Material supplied:

= = = = =

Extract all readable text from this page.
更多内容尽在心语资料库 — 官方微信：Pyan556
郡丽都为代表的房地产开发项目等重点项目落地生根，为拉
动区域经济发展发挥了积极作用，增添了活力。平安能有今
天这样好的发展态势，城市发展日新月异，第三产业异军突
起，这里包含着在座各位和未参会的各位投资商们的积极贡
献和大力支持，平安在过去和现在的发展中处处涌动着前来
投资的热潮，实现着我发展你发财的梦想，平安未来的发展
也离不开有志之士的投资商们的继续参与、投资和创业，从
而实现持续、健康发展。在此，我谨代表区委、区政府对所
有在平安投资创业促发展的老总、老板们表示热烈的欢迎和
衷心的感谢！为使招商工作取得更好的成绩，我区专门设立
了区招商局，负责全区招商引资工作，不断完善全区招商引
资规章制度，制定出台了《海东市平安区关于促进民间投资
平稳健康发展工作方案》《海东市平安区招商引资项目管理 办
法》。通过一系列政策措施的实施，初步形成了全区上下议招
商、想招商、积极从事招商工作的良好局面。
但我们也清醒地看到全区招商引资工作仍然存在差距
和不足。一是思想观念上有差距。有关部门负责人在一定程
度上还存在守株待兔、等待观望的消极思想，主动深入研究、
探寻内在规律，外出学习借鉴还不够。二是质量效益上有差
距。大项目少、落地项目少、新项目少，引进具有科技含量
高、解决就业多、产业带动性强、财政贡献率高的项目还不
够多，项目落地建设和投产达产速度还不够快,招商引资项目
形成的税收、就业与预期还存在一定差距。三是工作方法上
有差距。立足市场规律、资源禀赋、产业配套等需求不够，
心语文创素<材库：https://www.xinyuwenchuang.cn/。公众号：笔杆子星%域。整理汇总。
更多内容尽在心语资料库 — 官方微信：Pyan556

= = = = =

Goal: Extract all of the data above without altering anything.

Reply to the exercise:
Extract all readable text from this page.
更多内容尽在心语资料库 — 官方微信：Pyan556
郡丽都为代表的房地产开发项目等重点项目落地生根，为拉
动区域经济发展发挥了积极作用，增添了活力。平安能有今
天这样好的发展态势，城市发展日新月异，第三产业异军突
起，这里包含着在座各位和未参会的各位投资商们的积极贡
献和大力支持，平安在过去和现在的发展中处处涌动着前来
投资的热潮，实现着我发展你发财的梦想，平安未来的发展
也离不开有志之士的投资商们的继续参与、投资和创业，从
而实现持续、健康发展。在此，我谨代表区委、区政府对所
有在平安投资创业促发展的老总、老板们表示热烈的欢迎和
衷心的感谢！为使招商工作取得更好的成绩，我区专门设立
了区招商局，负责全区招商引资工作，不断完善全区招商引
资规章制度，制定出台了《海东市平安区关于促进民间投资
平稳健康发展工作方案》《海东市平安区招商引资项目管理 办
法》。通过一系列政策措施的实施，初步形成了全区上下议招
商、想招商、积极从事招商工作的良好局面。
但我们也清醒地看到全区招商引资工作仍然存在差距
和不足。一是思想观念上有差距。有关部门负责人在一定程
度上还存在守株待兔、等待观望的消极思想，主动深入研究、
探寻内在规律，外出学习借鉴还不够。二是质量效益上有差
距。大项目少、落地项目少、新项目少，引进具有科技含量
高、解决就业多、产业带动性强、财政贡献率高的项目还不
够多，项目落地建设和投产达产速度还不够快,招商引资项目
形成的税收、就业与预期还存在一定差距。三是工作方法上
有差距。立足市场规律、资源禀赋、产业配套等需求不够，
心语文创素<材库：https://www.xinyuwenchuang.cn/。公众号：笔杆子星%域。整理汇总。
更多内容尽在心语资料库 — 官方微信：Pyan556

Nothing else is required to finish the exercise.